WHAT NEEDS TO BE DONE: Return a copy of each line that holds the string "Indicator".

-- start DATA EXCERPTS --

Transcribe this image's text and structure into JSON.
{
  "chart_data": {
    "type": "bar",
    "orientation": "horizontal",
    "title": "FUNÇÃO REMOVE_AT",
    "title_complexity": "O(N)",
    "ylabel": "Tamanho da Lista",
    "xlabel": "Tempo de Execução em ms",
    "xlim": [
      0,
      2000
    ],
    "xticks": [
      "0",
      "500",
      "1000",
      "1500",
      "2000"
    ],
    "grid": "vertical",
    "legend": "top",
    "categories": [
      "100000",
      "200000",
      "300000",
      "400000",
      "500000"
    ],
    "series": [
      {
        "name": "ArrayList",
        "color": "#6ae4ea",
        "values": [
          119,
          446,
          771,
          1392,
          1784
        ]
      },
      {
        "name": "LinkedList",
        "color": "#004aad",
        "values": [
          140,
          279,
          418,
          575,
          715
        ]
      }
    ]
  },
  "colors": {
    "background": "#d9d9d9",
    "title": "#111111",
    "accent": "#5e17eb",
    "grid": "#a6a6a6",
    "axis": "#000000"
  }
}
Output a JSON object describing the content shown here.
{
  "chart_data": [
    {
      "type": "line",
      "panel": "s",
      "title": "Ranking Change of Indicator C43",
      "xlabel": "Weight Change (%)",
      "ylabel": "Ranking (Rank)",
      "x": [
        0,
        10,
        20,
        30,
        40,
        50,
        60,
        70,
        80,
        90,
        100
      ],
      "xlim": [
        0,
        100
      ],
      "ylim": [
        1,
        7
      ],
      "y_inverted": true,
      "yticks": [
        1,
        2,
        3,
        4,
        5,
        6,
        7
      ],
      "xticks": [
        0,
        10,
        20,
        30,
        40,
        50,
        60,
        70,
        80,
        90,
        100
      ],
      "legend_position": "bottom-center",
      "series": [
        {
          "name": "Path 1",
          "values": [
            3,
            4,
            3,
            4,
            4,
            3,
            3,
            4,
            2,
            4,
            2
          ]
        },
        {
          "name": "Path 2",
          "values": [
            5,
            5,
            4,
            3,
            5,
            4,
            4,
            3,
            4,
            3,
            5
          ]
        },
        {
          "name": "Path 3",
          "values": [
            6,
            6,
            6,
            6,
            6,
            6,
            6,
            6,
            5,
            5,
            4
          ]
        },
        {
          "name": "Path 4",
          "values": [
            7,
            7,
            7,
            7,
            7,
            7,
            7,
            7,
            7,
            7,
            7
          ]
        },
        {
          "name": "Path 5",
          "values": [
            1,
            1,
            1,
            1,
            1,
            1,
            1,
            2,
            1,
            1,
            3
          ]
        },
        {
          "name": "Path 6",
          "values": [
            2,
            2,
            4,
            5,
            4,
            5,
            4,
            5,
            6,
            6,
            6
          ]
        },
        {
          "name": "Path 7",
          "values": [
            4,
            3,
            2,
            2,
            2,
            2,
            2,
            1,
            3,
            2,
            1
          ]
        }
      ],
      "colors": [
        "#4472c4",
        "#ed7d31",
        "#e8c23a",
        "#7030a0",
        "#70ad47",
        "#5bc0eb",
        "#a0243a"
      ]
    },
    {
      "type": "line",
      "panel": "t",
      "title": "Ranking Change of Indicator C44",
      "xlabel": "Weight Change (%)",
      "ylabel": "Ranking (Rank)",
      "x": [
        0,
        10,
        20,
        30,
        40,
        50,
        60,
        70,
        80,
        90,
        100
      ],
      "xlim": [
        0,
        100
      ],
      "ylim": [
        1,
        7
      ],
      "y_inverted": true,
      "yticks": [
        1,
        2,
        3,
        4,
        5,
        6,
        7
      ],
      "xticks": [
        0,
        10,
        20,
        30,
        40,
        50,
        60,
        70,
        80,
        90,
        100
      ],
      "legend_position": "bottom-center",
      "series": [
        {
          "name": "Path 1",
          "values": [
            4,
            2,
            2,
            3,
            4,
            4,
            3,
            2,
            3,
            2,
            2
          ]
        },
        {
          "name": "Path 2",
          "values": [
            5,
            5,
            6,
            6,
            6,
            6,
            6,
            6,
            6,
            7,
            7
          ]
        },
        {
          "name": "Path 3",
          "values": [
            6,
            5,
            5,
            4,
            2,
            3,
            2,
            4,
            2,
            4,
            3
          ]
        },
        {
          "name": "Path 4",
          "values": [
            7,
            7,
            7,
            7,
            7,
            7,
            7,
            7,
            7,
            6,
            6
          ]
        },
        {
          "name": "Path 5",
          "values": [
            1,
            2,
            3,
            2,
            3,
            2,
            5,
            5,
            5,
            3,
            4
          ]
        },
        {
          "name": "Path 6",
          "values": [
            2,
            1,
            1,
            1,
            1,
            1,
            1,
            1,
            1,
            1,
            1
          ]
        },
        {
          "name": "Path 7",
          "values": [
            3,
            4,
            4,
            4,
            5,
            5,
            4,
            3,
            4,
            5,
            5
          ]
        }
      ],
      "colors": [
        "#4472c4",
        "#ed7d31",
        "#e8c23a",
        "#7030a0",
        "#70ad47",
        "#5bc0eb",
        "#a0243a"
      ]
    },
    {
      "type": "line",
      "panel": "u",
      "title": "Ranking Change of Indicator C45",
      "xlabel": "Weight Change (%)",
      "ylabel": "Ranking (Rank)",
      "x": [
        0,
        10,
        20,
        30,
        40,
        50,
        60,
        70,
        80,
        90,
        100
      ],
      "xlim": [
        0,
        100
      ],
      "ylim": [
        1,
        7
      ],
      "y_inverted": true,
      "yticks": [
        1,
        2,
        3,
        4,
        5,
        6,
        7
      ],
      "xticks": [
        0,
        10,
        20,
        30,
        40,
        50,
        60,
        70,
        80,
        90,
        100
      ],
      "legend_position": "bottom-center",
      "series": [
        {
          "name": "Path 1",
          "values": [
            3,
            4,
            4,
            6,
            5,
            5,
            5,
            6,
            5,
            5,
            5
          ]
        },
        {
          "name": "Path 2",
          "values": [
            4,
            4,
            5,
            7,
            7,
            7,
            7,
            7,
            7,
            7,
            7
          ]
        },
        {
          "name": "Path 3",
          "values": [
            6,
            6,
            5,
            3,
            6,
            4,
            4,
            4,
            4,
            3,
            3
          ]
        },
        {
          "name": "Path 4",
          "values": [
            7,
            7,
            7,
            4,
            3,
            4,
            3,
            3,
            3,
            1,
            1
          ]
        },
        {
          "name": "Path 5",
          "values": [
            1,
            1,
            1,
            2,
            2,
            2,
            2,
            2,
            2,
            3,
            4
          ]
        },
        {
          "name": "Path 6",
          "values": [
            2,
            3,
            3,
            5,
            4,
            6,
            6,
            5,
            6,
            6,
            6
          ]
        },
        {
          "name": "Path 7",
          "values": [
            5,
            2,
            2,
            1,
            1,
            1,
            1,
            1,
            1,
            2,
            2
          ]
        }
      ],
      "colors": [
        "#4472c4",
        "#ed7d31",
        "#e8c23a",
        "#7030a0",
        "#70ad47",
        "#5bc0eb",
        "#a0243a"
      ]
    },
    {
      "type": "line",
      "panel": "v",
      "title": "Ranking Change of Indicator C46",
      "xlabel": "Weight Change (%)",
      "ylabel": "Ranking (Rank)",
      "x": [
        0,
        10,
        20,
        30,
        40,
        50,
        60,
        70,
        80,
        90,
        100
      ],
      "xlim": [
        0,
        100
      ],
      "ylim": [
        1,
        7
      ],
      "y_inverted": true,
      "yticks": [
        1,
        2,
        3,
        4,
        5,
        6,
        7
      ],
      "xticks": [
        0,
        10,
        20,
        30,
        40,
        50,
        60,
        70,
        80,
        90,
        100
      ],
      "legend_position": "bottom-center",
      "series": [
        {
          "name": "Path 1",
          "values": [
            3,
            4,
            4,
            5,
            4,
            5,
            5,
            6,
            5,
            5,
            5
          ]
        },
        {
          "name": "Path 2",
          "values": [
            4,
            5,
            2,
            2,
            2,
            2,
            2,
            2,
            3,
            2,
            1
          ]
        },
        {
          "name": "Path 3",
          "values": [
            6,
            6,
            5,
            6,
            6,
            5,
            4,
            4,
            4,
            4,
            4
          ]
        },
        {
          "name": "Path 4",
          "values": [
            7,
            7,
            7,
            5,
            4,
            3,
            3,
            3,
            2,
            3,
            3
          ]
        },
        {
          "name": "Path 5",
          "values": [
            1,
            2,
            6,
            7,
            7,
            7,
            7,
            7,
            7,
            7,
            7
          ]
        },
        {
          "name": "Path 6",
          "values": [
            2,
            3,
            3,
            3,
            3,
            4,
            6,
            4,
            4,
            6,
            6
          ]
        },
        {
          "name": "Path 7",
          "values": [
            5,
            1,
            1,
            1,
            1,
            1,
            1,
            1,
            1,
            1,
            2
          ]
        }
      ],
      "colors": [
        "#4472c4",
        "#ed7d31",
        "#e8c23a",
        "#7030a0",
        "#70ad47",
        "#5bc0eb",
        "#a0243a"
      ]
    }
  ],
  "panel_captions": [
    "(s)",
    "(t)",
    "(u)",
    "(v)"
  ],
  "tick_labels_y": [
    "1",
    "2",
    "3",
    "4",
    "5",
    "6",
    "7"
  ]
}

-- end DATA EXCERPTS --

TASK RESPONSE:
      "title": "Ranking Change of Indicator C43",
      "title": "Ranking Change of Indicator C44",
      "title": "Ranking Change of Indicator C45",
      "title": "Ranking Change of Indicator C46",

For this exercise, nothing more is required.